Copy, from the entries below, each line in which the string "Websites" appears.
******************************
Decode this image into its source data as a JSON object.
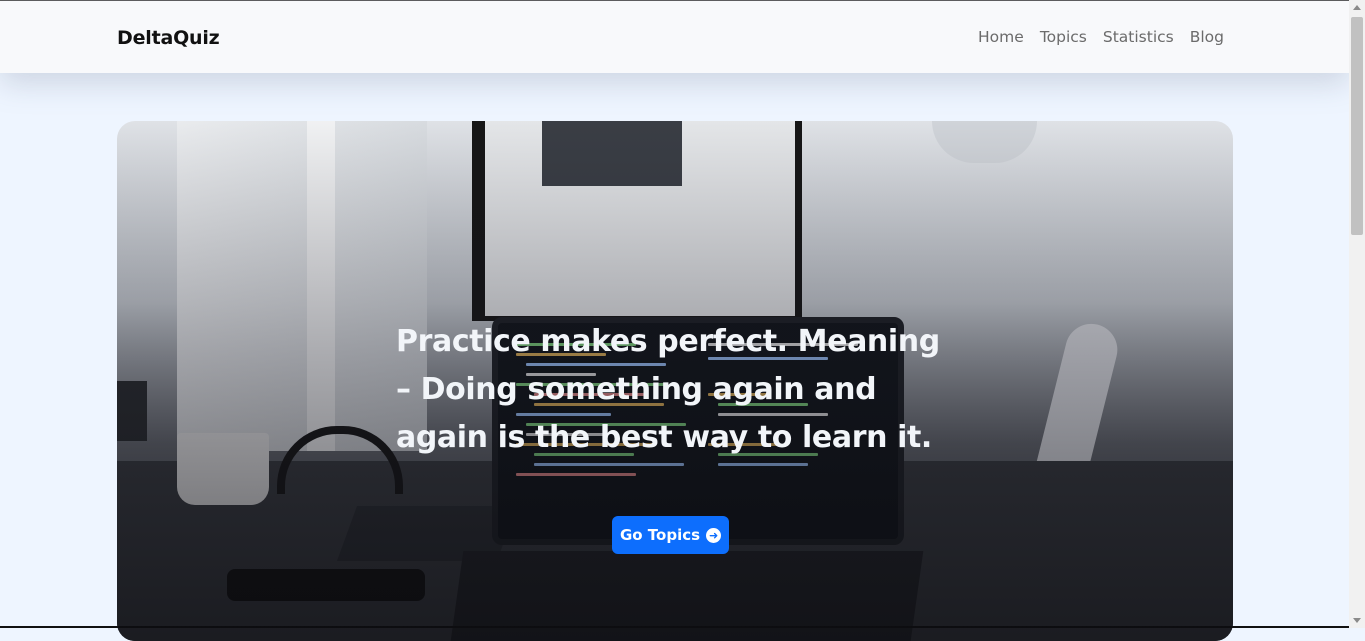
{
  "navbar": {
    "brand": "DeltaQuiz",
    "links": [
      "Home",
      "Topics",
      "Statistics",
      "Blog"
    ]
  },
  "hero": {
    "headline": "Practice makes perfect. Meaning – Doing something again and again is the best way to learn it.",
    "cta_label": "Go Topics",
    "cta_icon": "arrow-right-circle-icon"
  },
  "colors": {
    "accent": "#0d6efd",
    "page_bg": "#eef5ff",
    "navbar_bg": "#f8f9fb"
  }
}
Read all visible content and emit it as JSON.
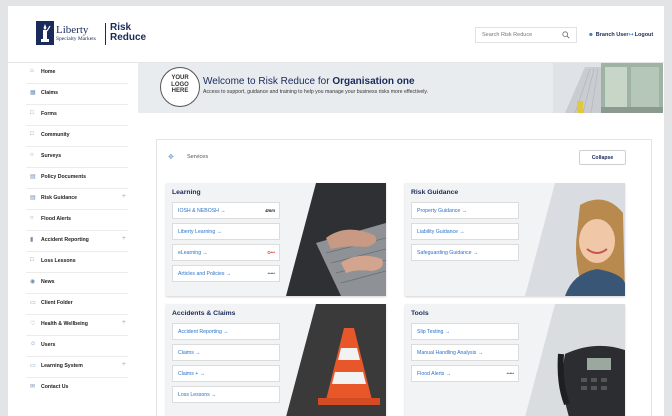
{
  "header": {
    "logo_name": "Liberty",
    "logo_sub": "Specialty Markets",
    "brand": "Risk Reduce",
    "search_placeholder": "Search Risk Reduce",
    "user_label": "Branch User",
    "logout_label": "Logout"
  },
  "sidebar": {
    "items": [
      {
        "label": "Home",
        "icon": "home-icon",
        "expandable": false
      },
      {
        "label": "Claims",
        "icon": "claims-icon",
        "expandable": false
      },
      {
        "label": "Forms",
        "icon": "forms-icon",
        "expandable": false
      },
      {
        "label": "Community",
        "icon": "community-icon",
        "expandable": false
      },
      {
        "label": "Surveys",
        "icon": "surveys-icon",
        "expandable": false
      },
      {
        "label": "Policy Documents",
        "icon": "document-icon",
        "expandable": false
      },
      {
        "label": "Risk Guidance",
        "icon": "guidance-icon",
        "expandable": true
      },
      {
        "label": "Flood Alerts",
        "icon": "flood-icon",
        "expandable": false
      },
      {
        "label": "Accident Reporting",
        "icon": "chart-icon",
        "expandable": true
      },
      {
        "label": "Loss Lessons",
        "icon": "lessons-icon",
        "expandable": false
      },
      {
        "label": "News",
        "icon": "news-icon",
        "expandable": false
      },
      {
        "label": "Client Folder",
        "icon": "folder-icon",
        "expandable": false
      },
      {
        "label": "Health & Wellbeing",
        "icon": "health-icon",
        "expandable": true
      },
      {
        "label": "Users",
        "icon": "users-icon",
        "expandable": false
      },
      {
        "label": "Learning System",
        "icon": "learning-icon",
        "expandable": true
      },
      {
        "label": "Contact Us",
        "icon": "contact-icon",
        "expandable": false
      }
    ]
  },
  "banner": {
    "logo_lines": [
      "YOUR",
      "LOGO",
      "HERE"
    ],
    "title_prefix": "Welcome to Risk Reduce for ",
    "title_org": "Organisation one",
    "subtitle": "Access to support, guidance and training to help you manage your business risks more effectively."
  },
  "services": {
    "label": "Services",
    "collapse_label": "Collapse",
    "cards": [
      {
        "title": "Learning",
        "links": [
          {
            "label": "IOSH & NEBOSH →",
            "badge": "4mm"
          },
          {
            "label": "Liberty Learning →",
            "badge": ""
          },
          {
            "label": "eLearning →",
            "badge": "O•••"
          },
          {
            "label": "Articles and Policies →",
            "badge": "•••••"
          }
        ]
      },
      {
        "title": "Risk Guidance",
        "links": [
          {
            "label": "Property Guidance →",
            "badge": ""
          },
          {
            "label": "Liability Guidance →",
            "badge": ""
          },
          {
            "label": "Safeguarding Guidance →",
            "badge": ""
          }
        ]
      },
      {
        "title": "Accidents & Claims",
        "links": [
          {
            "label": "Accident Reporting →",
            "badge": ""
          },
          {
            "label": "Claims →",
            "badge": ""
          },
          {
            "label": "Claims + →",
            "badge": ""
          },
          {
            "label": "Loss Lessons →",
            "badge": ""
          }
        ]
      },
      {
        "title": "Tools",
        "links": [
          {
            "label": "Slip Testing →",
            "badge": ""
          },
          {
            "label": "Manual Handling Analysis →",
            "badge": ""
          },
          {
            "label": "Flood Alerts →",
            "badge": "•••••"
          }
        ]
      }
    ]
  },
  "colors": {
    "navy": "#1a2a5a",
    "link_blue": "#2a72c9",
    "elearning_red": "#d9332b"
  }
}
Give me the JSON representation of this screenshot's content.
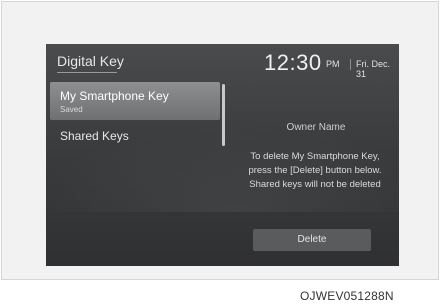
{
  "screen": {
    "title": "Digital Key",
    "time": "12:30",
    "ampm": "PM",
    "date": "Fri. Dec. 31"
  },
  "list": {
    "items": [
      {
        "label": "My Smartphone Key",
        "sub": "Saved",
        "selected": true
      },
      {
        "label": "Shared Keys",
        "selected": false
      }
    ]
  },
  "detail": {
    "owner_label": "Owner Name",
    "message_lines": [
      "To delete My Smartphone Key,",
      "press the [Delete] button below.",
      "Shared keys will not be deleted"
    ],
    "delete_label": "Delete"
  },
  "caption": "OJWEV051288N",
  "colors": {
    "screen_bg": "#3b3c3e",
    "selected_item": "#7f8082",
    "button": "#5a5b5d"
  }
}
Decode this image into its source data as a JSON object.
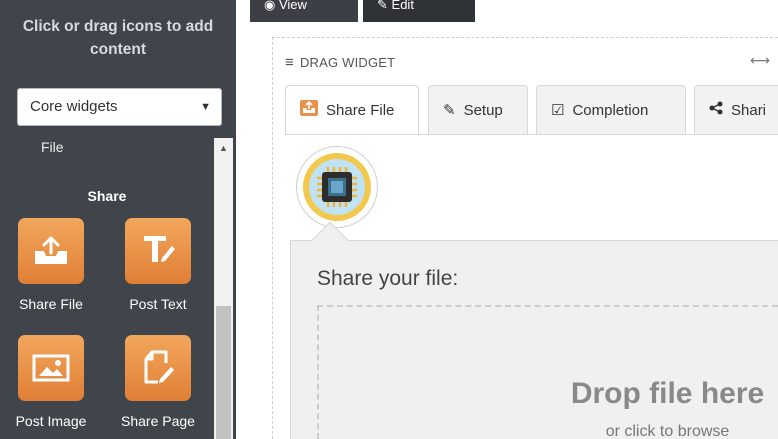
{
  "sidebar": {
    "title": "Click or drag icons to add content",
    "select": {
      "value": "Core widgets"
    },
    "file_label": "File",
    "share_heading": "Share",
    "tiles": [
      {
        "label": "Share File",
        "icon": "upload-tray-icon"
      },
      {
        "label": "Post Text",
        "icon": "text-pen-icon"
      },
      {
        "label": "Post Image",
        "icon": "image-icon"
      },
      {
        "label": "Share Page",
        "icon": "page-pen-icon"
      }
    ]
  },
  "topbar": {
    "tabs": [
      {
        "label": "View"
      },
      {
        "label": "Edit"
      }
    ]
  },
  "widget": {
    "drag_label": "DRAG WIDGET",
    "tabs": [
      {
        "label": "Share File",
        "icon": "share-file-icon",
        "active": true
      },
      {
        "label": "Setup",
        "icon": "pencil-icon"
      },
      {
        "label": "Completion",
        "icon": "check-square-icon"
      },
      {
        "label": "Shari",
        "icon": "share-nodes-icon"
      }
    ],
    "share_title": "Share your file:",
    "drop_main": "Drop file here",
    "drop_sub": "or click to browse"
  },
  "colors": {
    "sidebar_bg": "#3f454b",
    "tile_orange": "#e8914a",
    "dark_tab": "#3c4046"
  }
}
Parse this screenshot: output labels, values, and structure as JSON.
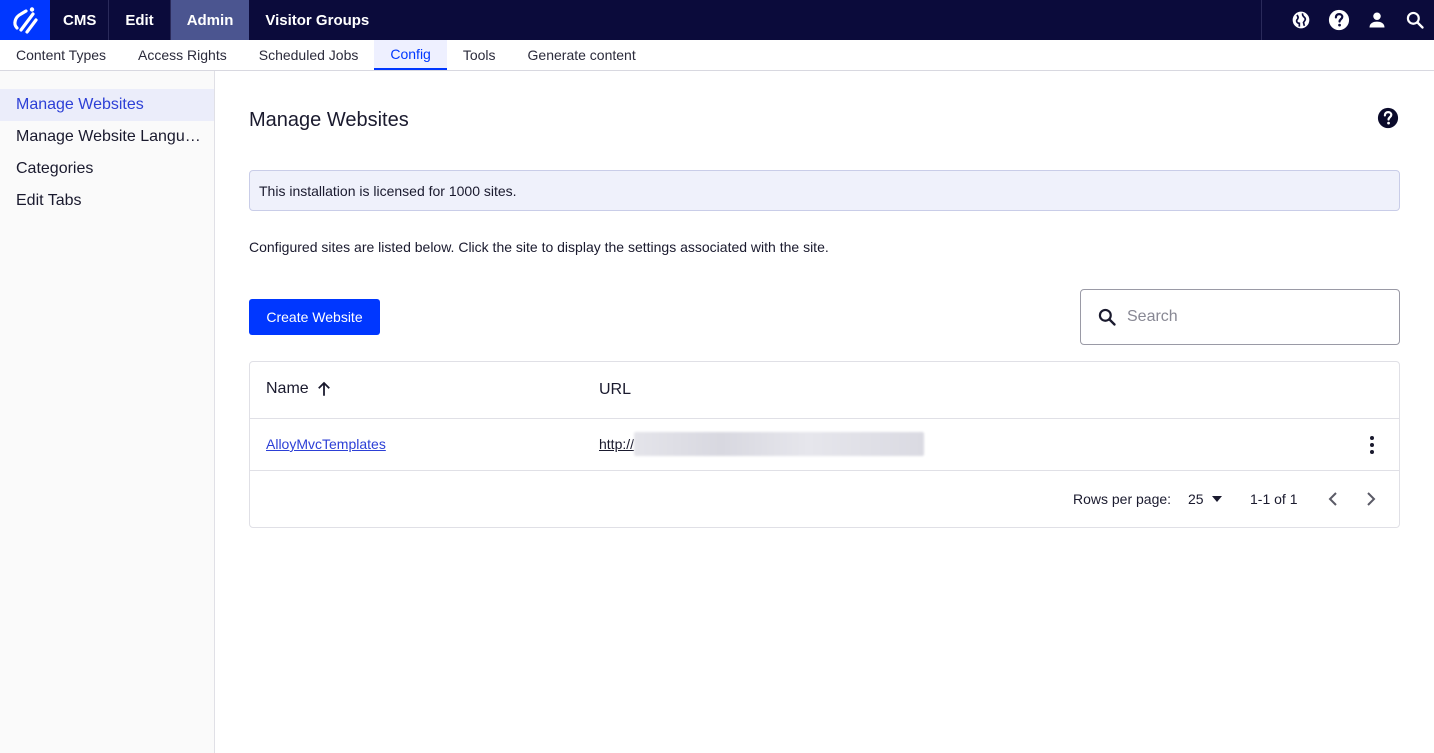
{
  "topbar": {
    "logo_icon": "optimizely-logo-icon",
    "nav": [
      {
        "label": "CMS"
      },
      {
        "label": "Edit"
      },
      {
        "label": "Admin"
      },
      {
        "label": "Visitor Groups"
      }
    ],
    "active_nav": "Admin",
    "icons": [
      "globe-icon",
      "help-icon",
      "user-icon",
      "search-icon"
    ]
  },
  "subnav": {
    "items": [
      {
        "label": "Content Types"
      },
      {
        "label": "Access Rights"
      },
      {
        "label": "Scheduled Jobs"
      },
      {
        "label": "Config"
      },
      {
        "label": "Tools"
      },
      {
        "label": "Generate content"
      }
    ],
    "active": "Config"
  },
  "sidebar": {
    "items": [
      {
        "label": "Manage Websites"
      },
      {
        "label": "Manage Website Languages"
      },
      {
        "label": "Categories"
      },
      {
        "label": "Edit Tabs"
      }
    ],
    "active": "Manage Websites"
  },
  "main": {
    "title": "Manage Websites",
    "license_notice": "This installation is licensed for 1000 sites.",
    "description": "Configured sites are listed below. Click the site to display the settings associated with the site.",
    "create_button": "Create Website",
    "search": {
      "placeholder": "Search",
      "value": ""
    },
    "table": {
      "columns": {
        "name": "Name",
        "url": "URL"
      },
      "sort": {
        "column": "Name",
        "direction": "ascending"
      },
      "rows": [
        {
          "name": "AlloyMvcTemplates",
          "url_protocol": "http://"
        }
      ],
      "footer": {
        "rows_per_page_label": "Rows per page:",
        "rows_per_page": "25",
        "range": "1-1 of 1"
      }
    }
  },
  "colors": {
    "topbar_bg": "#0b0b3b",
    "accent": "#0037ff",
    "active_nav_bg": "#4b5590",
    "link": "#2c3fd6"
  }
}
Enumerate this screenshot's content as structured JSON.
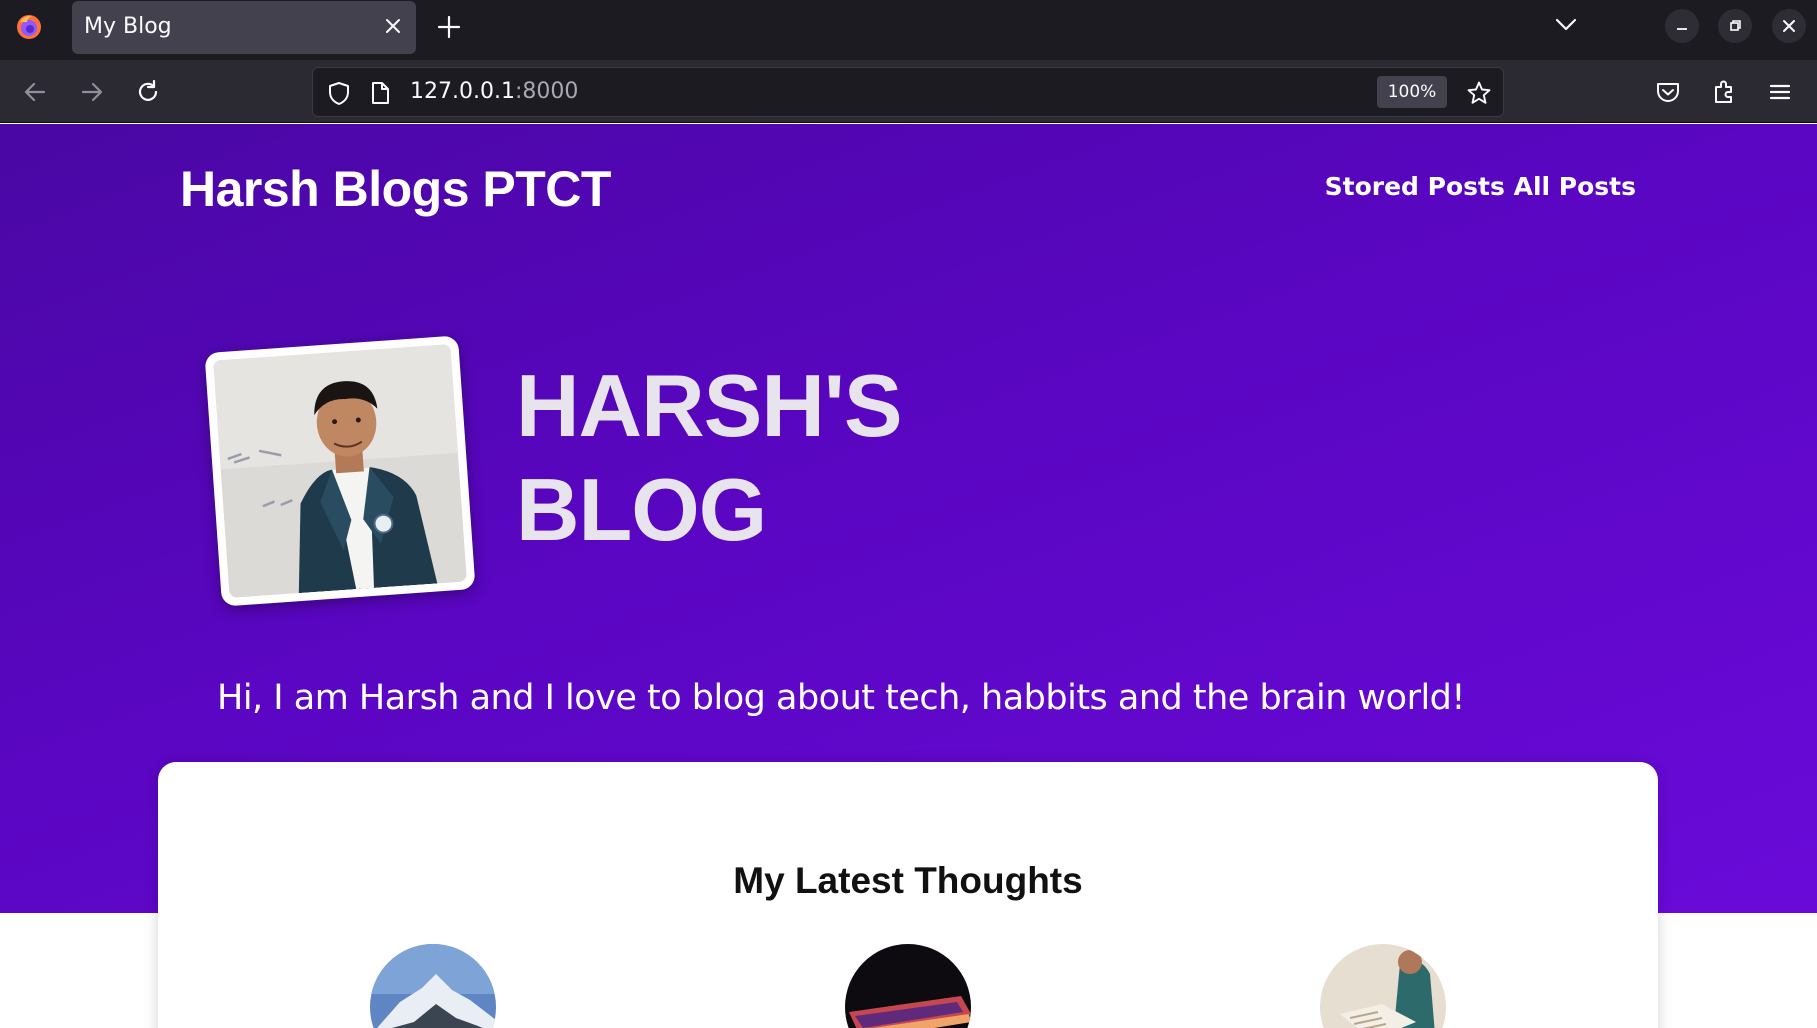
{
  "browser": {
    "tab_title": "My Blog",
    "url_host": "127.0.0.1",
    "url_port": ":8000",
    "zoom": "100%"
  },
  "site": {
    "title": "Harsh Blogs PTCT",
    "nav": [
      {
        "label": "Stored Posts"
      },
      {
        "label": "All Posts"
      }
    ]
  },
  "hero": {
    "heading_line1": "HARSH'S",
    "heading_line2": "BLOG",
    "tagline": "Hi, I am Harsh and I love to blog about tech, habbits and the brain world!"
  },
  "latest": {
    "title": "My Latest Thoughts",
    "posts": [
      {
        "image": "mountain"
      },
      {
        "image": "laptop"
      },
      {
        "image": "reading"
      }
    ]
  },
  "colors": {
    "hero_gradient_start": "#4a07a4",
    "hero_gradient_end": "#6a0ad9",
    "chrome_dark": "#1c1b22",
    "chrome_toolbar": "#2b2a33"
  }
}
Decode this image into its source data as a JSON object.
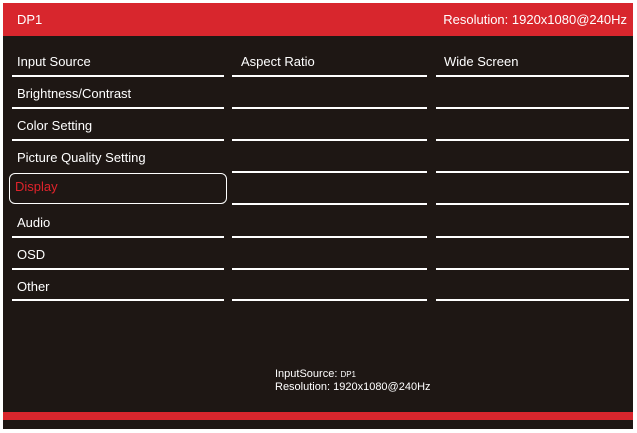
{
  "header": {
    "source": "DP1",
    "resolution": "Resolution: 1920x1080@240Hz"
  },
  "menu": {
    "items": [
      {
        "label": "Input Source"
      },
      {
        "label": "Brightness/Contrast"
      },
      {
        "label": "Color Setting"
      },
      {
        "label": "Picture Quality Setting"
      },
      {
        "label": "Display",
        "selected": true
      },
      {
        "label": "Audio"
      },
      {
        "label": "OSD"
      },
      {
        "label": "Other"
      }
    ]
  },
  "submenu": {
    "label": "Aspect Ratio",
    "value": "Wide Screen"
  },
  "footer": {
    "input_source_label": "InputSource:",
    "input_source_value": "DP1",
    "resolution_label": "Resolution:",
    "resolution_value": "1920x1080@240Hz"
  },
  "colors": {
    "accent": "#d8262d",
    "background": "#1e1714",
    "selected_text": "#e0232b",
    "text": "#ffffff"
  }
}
******************************
FULL ANSWER >>
        "label": "Manage Websites"
    "active": "Manage Websites"
    "title": "Manage Websites",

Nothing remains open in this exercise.